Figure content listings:

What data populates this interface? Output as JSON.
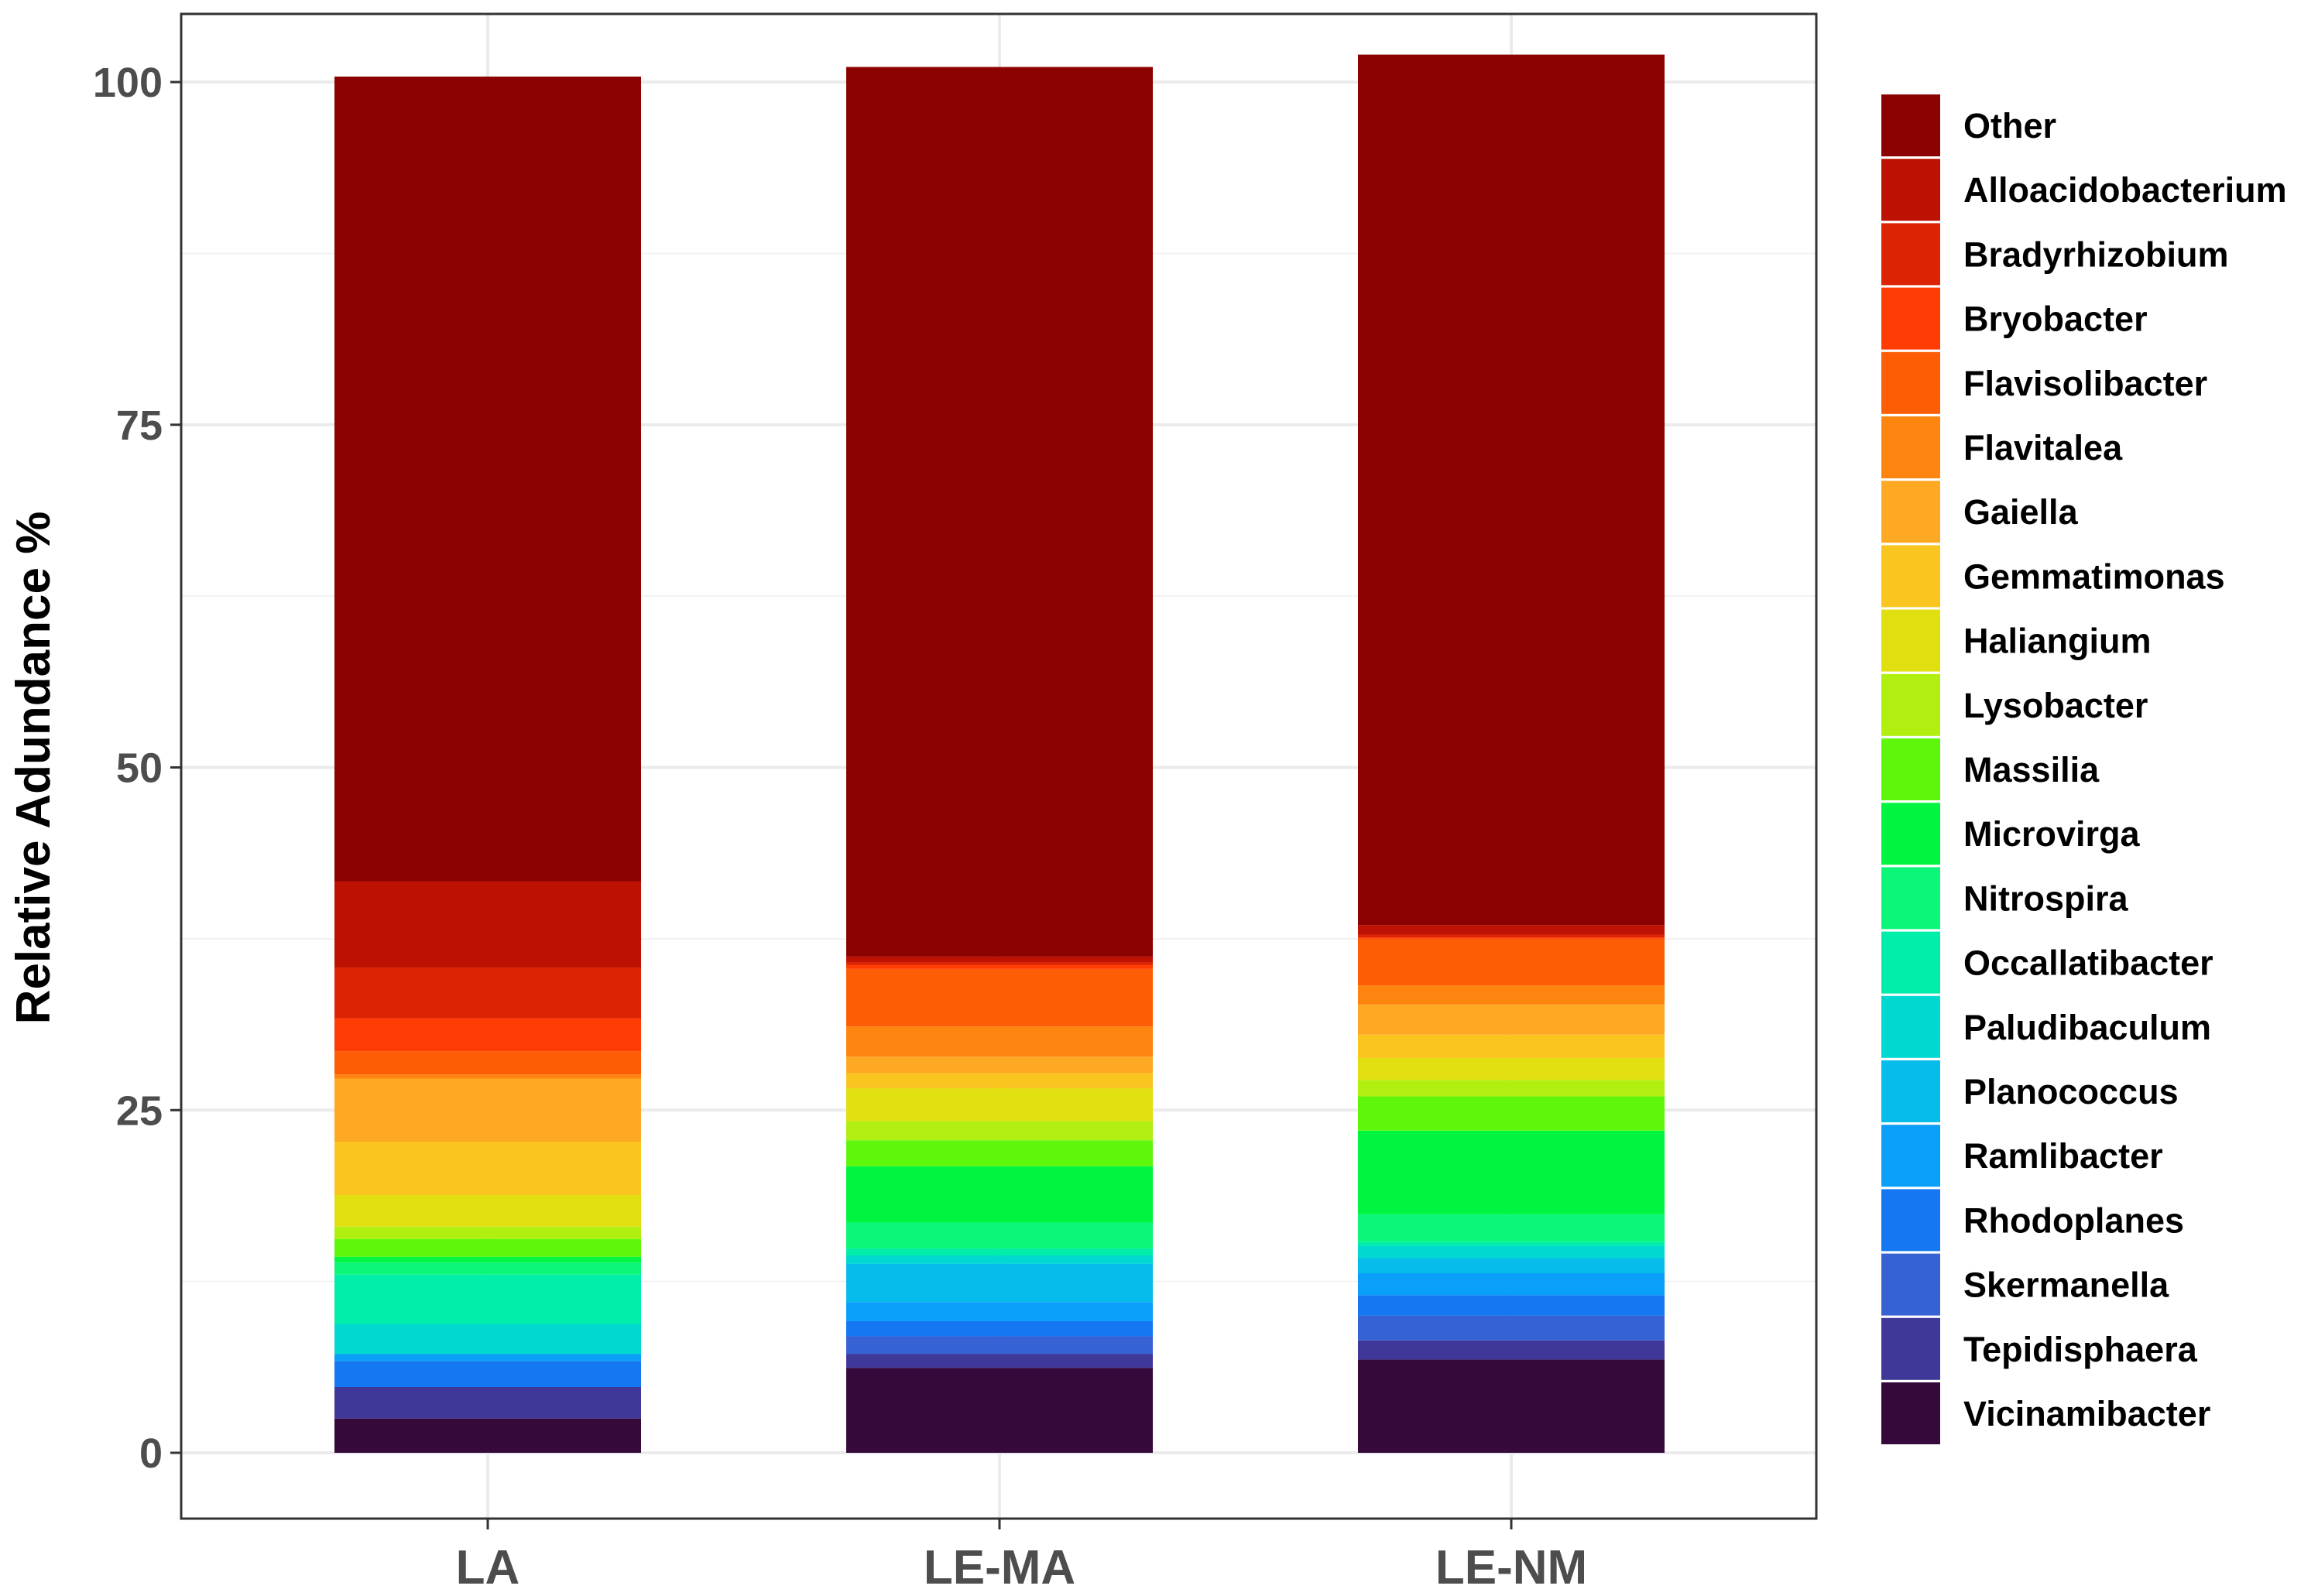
{
  "chart_data": {
    "type": "bar",
    "stacked": true,
    "xlabel": "",
    "ylabel": "Relative Adundance %",
    "ylim": [
      -4,
      105
    ],
    "yticks": [
      0,
      25,
      50,
      75,
      100
    ],
    "grid": true,
    "legend_position": "right",
    "categories": [
      "LA",
      "LE-MA",
      "LE-NM"
    ],
    "series": [
      {
        "name": "Vicinamibacter",
        "color": "#35093a",
        "values": [
          2.5,
          6.2,
          6.8
        ]
      },
      {
        "name": "Tepidisphaera",
        "color": "#3f3898",
        "values": [
          2.3,
          1.0,
          1.4
        ]
      },
      {
        "name": "Skermanella",
        "color": "#3762d4",
        "values": [
          0.0,
          1.3,
          1.8
        ]
      },
      {
        "name": "Rhodoplanes",
        "color": "#1578f2",
        "values": [
          1.9,
          1.1,
          1.5
        ]
      },
      {
        "name": "Ramlibacter",
        "color": "#0aa0fa",
        "values": [
          0.5,
          1.4,
          1.6
        ]
      },
      {
        "name": "Planococcus",
        "color": "#05bcea",
        "values": [
          0.0,
          2.8,
          1.1
        ]
      },
      {
        "name": "Paludibaculum",
        "color": "#00d8d0",
        "values": [
          2.2,
          0.6,
          0.9
        ]
      },
      {
        "name": "Occallatibacter",
        "color": "#00eeaa",
        "values": [
          3.6,
          0.5,
          0.3
        ]
      },
      {
        "name": "Nitrospira",
        "color": "#0cf77a",
        "values": [
          0.9,
          1.9,
          2.0
        ]
      },
      {
        "name": "Microvirga",
        "color": "#00f540",
        "values": [
          0.4,
          4.1,
          6.1
        ]
      },
      {
        "name": "Massilia",
        "color": "#5ef70c",
        "values": [
          1.3,
          1.9,
          2.5
        ]
      },
      {
        "name": "Lysobacter",
        "color": "#b0ef10",
        "values": [
          0.9,
          1.4,
          1.2
        ]
      },
      {
        "name": "Haliangium",
        "color": "#e2df10",
        "values": [
          2.3,
          2.4,
          1.6
        ]
      },
      {
        "name": "Gemmatimonas",
        "color": "#fbc520",
        "values": [
          3.9,
          1.1,
          1.7
        ]
      },
      {
        "name": "Gaiella",
        "color": "#fea924",
        "values": [
          4.6,
          1.2,
          2.2
        ]
      },
      {
        "name": "Flavitalea",
        "color": "#fe8410",
        "values": [
          0.3,
          2.2,
          1.4
        ]
      },
      {
        "name": "Flavisolibacter",
        "color": "#fd5e05",
        "values": [
          1.7,
          4.2,
          3.4
        ]
      },
      {
        "name": "Bryobacter",
        "color": "#ff3c04",
        "values": [
          2.4,
          0.3,
          0.1
        ]
      },
      {
        "name": "Bradyrhizobium",
        "color": "#dc2304",
        "values": [
          3.7,
          0.2,
          0.2
        ]
      },
      {
        "name": "Alloacidobacterium",
        "color": "#bd1103",
        "values": [
          6.3,
          0.4,
          0.7
        ]
      },
      {
        "name": "Other",
        "color": "#8c0202",
        "values": [
          58.7,
          64.9,
          63.5
        ]
      }
    ]
  }
}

▶ **Work required**: Copy the data exactly. Pictures do not belong in the copy.

▶ **Response area**:
What data populates this interface? Output as JSON.
{
  "chart_data": {
    "type": "bar",
    "stacked": true,
    "xlabel": "",
    "ylabel": "Relative Adundance %",
    "ylim": [
      -4,
      105
    ],
    "yticks": [
      0,
      25,
      50,
      75,
      100
    ],
    "grid": true,
    "legend_position": "right",
    "categories": [
      "LA",
      "LE-MA",
      "LE-NM"
    ],
    "series": [
      {
        "name": "Vicinamibacter",
        "color": "#35093a",
        "values": [
          2.5,
          6.2,
          6.8
        ]
      },
      {
        "name": "Tepidisphaera",
        "color": "#3f3898",
        "values": [
          2.3,
          1.0,
          1.4
        ]
      },
      {
        "name": "Skermanella",
        "color": "#3762d4",
        "values": [
          0.0,
          1.3,
          1.8
        ]
      },
      {
        "name": "Rhodoplanes",
        "color": "#1578f2",
        "values": [
          1.9,
          1.1,
          1.5
        ]
      },
      {
        "name": "Ramlibacter",
        "color": "#0aa0fa",
        "values": [
          0.5,
          1.4,
          1.6
        ]
      },
      {
        "name": "Planococcus",
        "color": "#05bcea",
        "values": [
          0.0,
          2.8,
          1.1
        ]
      },
      {
        "name": "Paludibaculum",
        "color": "#00d8d0",
        "values": [
          2.2,
          0.6,
          0.9
        ]
      },
      {
        "name": "Occallatibacter",
        "color": "#00eeaa",
        "values": [
          3.6,
          0.5,
          0.3
        ]
      },
      {
        "name": "Nitrospira",
        "color": "#0cf77a",
        "values": [
          0.9,
          1.9,
          2.0
        ]
      },
      {
        "name": "Microvirga",
        "color": "#00f540",
        "values": [
          0.4,
          4.1,
          6.1
        ]
      },
      {
        "name": "Massilia",
        "color": "#5ef70c",
        "values": [
          1.3,
          1.9,
          2.5
        ]
      },
      {
        "name": "Lysobacter",
        "color": "#b0ef10",
        "values": [
          0.9,
          1.4,
          1.2
        ]
      },
      {
        "name": "Haliangium",
        "color": "#e2df10",
        "values": [
          2.3,
          2.4,
          1.6
        ]
      },
      {
        "name": "Gemmatimonas",
        "color": "#fbc520",
        "values": [
          3.9,
          1.1,
          1.7
        ]
      },
      {
        "name": "Gaiella",
        "color": "#fea924",
        "values": [
          4.6,
          1.2,
          2.2
        ]
      },
      {
        "name": "Flavitalea",
        "color": "#fe8410",
        "values": [
          0.3,
          2.2,
          1.4
        ]
      },
      {
        "name": "Flavisolibacter",
        "color": "#fd5e05",
        "values": [
          1.7,
          4.2,
          3.4
        ]
      },
      {
        "name": "Bryobacter",
        "color": "#ff3c04",
        "values": [
          2.4,
          0.3,
          0.1
        ]
      },
      {
        "name": "Bradyrhizobium",
        "color": "#dc2304",
        "values": [
          3.7,
          0.2,
          0.2
        ]
      },
      {
        "name": "Alloacidobacterium",
        "color": "#bd1103",
        "values": [
          6.3,
          0.4,
          0.7
        ]
      },
      {
        "name": "Other",
        "color": "#8c0202",
        "values": [
          58.7,
          64.9,
          63.5
        ]
      }
    ]
  }
}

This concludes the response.